*STATED EXERCISE*:
Report, word for word, every line of the material that contains "Phần".

* begin INPUT MATERIAL *

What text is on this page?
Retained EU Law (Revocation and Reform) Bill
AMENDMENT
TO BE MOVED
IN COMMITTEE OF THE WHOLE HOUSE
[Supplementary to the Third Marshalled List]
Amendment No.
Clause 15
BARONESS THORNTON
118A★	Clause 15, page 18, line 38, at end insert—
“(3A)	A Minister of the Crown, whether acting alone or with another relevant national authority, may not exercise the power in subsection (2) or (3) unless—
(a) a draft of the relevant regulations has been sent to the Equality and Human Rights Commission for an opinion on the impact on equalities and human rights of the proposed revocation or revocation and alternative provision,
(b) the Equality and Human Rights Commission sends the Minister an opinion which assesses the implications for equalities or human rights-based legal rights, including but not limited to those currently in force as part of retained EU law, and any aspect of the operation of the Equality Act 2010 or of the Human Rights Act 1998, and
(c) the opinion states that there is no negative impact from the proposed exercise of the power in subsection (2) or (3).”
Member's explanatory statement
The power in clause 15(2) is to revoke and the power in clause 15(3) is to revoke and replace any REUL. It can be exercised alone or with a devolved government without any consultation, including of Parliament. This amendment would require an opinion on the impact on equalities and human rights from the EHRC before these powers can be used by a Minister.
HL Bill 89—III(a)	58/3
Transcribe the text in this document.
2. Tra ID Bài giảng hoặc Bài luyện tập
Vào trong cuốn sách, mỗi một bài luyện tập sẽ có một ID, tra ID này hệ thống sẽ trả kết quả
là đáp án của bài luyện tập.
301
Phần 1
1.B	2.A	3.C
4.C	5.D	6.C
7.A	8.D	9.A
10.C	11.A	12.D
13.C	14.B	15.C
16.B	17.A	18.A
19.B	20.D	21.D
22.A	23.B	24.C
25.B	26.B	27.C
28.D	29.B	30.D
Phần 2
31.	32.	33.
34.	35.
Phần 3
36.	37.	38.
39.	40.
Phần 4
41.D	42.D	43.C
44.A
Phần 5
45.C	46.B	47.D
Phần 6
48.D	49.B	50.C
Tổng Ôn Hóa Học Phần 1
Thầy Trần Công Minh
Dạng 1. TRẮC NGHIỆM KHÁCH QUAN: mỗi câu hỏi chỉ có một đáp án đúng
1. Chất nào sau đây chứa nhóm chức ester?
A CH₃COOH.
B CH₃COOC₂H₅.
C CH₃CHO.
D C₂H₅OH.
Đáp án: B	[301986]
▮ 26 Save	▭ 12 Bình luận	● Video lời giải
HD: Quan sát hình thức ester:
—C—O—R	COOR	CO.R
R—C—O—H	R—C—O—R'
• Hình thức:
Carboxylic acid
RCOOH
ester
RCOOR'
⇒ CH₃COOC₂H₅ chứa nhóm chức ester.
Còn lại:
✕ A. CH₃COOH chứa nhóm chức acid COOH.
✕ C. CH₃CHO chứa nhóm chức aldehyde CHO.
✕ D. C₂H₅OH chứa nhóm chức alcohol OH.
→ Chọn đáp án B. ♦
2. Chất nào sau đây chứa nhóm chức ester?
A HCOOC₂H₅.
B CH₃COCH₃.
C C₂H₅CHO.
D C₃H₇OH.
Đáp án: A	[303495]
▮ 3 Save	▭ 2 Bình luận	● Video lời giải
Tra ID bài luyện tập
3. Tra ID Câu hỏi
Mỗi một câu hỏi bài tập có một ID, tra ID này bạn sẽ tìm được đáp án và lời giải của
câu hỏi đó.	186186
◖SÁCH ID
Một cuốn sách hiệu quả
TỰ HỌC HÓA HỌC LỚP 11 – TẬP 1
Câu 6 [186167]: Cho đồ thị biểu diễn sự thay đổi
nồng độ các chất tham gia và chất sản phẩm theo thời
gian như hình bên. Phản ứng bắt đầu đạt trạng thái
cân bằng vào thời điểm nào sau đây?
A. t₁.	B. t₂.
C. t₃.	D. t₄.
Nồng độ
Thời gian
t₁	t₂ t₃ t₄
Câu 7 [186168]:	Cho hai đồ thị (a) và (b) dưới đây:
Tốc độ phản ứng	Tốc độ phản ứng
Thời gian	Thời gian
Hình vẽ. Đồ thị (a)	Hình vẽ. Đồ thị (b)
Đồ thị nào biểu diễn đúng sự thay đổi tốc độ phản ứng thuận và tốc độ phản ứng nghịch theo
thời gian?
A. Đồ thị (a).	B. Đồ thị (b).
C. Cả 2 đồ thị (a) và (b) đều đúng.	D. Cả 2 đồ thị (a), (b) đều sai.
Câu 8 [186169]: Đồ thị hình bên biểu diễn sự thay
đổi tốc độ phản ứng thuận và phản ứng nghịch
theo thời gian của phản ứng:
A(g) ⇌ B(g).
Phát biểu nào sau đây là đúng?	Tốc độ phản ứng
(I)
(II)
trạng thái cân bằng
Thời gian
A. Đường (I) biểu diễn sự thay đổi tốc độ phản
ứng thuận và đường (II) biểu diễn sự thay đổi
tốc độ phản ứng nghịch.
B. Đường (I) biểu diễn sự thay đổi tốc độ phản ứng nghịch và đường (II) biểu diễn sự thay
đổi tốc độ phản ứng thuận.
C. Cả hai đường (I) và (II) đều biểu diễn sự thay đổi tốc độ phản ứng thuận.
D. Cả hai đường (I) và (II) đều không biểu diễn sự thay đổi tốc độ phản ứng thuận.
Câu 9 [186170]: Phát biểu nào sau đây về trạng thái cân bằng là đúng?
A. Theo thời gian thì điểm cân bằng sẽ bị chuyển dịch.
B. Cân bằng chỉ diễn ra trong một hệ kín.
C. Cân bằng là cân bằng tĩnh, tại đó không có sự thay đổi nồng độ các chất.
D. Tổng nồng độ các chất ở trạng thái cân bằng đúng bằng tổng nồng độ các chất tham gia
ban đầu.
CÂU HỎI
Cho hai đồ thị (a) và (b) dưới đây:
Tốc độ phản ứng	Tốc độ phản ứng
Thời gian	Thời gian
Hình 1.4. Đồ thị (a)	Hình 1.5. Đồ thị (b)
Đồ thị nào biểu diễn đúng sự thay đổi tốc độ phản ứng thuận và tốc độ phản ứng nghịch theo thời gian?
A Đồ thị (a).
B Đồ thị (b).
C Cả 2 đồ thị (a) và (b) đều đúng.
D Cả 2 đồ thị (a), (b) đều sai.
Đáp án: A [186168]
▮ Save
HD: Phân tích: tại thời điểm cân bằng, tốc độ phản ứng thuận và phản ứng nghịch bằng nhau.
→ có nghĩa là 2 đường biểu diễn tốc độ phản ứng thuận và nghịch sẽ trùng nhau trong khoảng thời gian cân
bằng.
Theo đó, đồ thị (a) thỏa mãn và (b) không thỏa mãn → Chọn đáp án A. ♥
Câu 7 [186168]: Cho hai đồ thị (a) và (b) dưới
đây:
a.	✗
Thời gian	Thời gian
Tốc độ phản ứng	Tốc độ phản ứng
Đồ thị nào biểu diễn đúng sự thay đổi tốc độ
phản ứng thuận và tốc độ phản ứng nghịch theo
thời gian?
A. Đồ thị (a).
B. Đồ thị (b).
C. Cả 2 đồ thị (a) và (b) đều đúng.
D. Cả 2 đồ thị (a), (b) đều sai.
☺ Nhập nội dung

* end INPUT MATERIAL *

*EXERCISE RESPONSE*:
Phần 1
Phần 2
Phần 3
Phần 4
Phần 5
Phần 6
Tổng Ôn Hóa Học Phần 1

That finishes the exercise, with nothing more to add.